Records for this task:
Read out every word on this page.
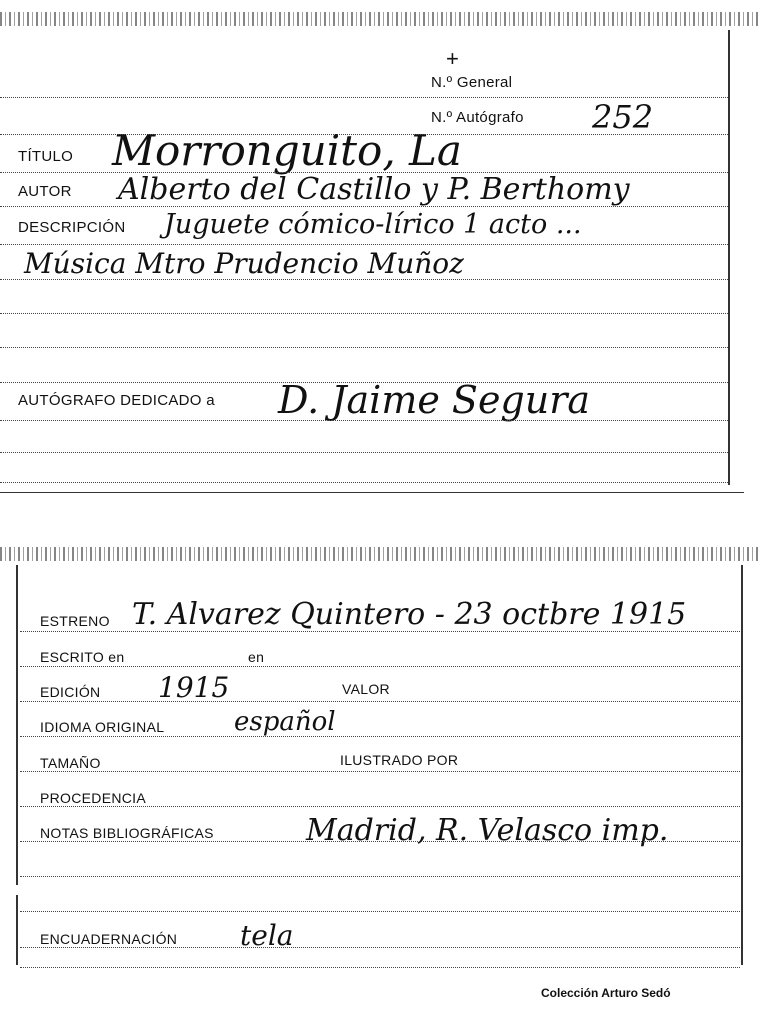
+
N.º General
N.º Autógrafo 252
TÍTULO Morronguito, La
AUTOR Alberto del Castillo y P. Berthomy
DESCRIPCIÓN Juguete cómico-lírico 1 acto ...
Música Mtro Prudencio Muñoz
AUTÓGRAFO DEDICADO a D. Jaime Segura
ESTRENO T. Alvarez Quintero - 23 octbre 1915
ESCRITO en	en
EDICIÓN 1915	VALOR
IDIOMA ORIGINAL	español
TAMAÑO	ILUSTRADO POR
PROCEDENCIA
NOTAS BIBLIOGRÁFICAS	Madrid, R. Velasco imp.
ENCUADERNACIÓN tela
Colección Arturo Sedó
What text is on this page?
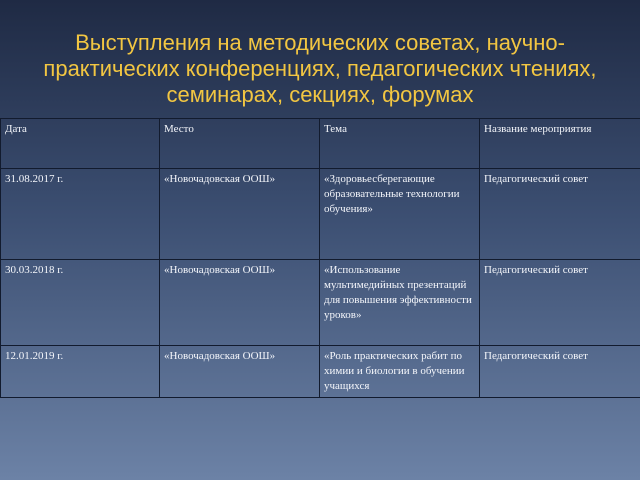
Выступления на методических советах, научно-практических конференциях, педагогических чтениях, семинарах, секциях, форумах
Дата	Место	Тема	Название мероприятия
31.08.2017 г.	«Новочадовская ООШ»	«Здоровьесберегающие образовательные технологии обучения»	Педагогический совет
30.03.2018 г.	«Новочадовская ООШ»	«Использование мультимедийных презентаций для повышения эффективности уроков»	Педагогический совет
12.01.2019 г.	«Новочадовская ООШ»	«Роль практических рабит по химии и биологии в обучении учащихся	Педагогический совет
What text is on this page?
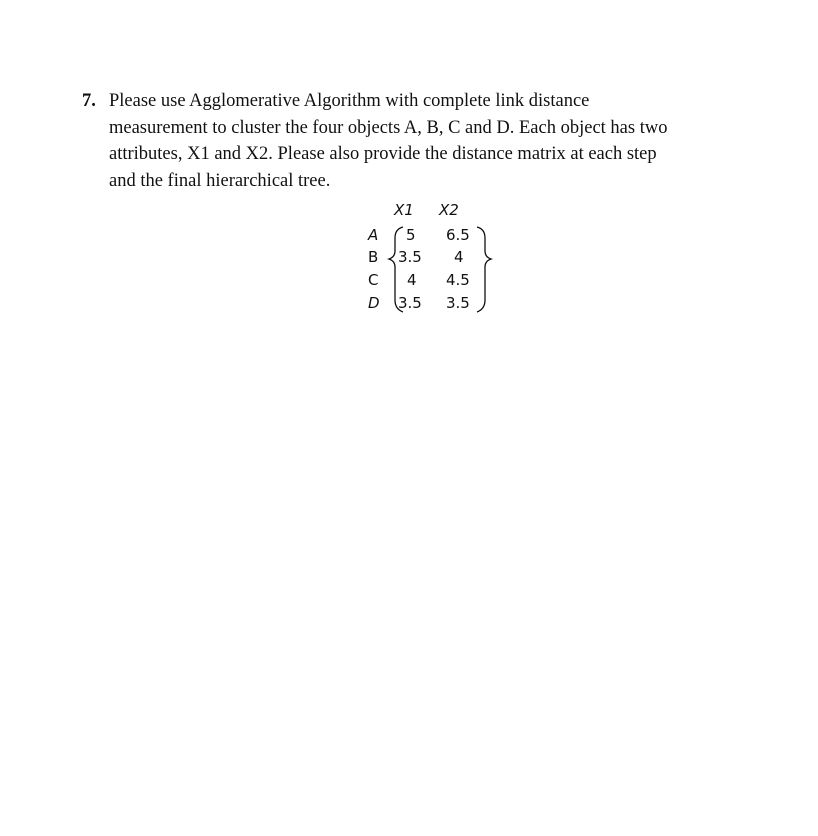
7. Please use Agglomerative Algorithm with complete link distance
measurement to cluster the four objects A, B, C and D. Each object has two
attributes, X1 and X2. Please also provide the distance matrix at each step
and the final hierarchical tree.
X1 X2
A
B
C
D
5
3.5
4
3.5
6.5
4
4.5
3.5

Your task: Print out the whole of the material word for word, without pictures.

Task response:
Read out every word on this page.
+
N.º General
N.º Autógrafo 252
TÍTULO Morronguito, La
AUTOR Alberto del Castillo y P. Berthomy
DESCRIPCIÓN Juguete cómico-lírico 1 acto ...
Música Mtro Prudencio Muñoz
AUTÓGRAFO DEDICADO a D. Jaime Segura
ESTRENO T. Alvarez Quintero - 23 octbre 1915
ESCRITO en	en
EDICIÓN 1915	VALOR
IDIOMA ORIGINAL	español
TAMAÑO	ILUSTRADO POR
PROCEDENCIA
NOTAS BIBLIOGRÁFICAS	Madrid, R. Velasco imp.
ENCUADERNACIÓN tela
Colección Arturo Sedó
What text is on this page?
Выступления на методических советах, научно-практических конференциях, педагогических чтениях, семинарах, секциях, форумах
Дата	Место	Тема	Название мероприятия
31.08.2017 г.	«Новочадовская ООШ»	«Здоровьесберегающие образовательные технологии обучения»	Педагогический совет
30.03.2018 г.	«Новочадовская ООШ»	«Использование мультимедийных презентаций для повышения эффективности уроков»	Педагогический совет
12.01.2019 г.	«Новочадовская ООШ»	«Роль практических рабит по химии и биологии в обучении учащихся	Педагогический совет
What text is on this page?
7. Please use Agglomerative Algorithm with complete link distance
measurement to cluster the four objects A, B, C and D. Each object has two
attributes, X1 and X2. Please also provide the distance matrix at each step
and the final hierarchical tree.
X1 X2
A
B
C
D
5
3.5
4
3.5
6.5
4
4.5
3.5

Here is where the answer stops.